START Provided data
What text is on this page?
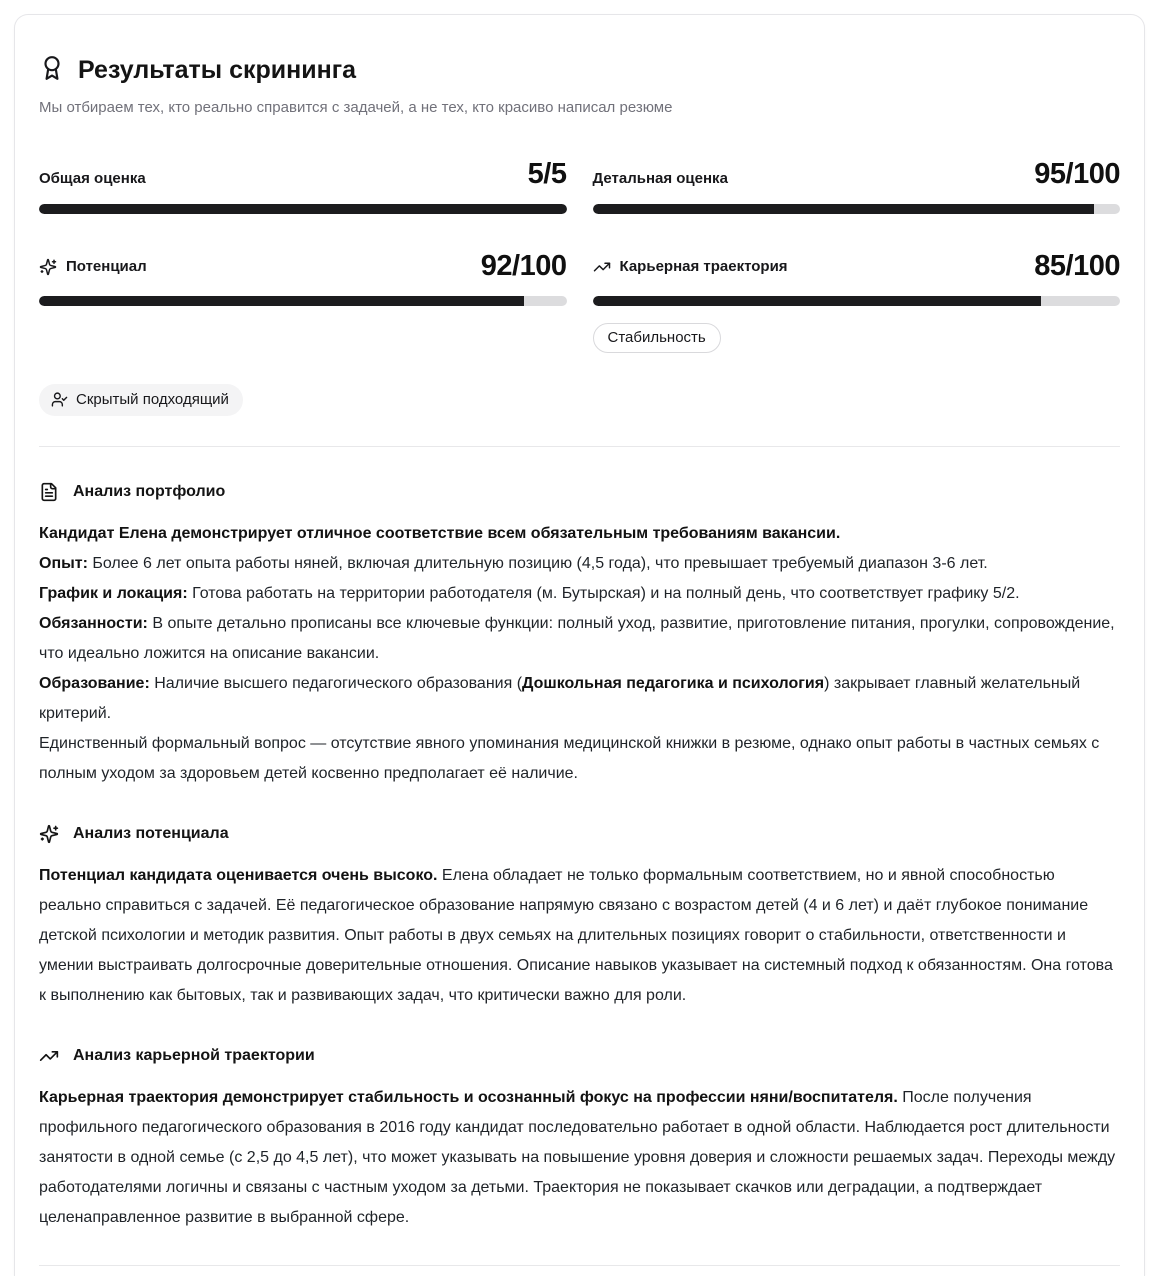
Результаты скрининга

Мы отбираем тех, кто реально справится с задачей, а не тех, кто красиво написал резюме

Общая оценка	5/5 Детальная оценка	95/100
Потенциал	92/100	Карьерная траектория	85/100
Стабильность
Скрытый подходящий
Анализ портфолио

Кандидат Елена демонстрирует отличное соответствие всем обязательным требованиям вакансии.

Опыт: Более 6 лет опыта работы няней, включая длительную позицию (4,5 года), что превышает требуемый диапазон 3-6 лет.

График и локация: Готова работать на территории работодателя (м. Бутырская) и на полный день, что соответствует графику 5/2.

Обязанности: В опыте детально прописаны все ключевые функции: полный уход, развитие, приготовление питания, прогулки, сопровождение, что идеально ложится на описание вакансии.

Образование: Наличие высшего педагогического образования (Дошкольная педагогика и психология) закрывает главный желательный критерий.

Единственный формальный вопрос — отсутствие явного упоминания медицинской книжки в резюме, однако опыт работы в частных семьях с полным уходом за здоровьем детей косвенно предполагает её наличие.

Анализ потенциала

Потенциал кандидата оценивается очень высоко. Елена обладает не только формальным соответствием, но и явной способностью реально справиться с задачей. Её педагогическое образование напрямую связано с возрастом детей (4 и 6 лет) и даёт глубокое понимание детской психологии и методик развития. Опыт работы в двух семьях на длительных позициях говорит о стабильности, ответственности и умении выстраивать долгосрочные доверительные отношения. Описание навыков указывает на системный подход к обязанностям. Она готова к выполнению как бытовых, так и развивающих задач, что критически важно для роли.

Анализ карьерной траектории

Карьерная траектория демонстрирует стабильность и осознанный фокус на профессии няни/воспитателя. После получения профильного педагогического образования в 2016 году кандидат последовательно работает в одной области. Наблюдается рост длительности занятости в одной семье (с 2,5 до 4,5 лет), что может указывать на повышение уровня доверия и сложности решаемых задач. Переходы между работодателями логичны и связаны с частным уходом за детьми. Траектория не показывает скачков или деградации, а подтверждает целенаправленное развитие в выбранной сфере.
END Provided data
* Task prompt:
Pull every line containing the word "траектория" out of the material.

* Output for this exercise:
Потенциал	92/100	Карьерная траектория	85/100
Карьерная траектория демонстрирует стабильность и осознанный фокус на профессии няни/воспитателя. После получения профильного педагогического образования в 2016 году кандидат последовательно работает в одной области. Наблюдается рост длительности занятости в одной семье (с 2,5 до 4,5 лет), что может указывать на повышение уровня доверия и сложности решаемых задач. Переходы между работодателями логичны и связаны с частным уходом за детьми. Траектория не показывает скачков или деградации, а подтверждает целенаправленное развитие в выбранной сфере.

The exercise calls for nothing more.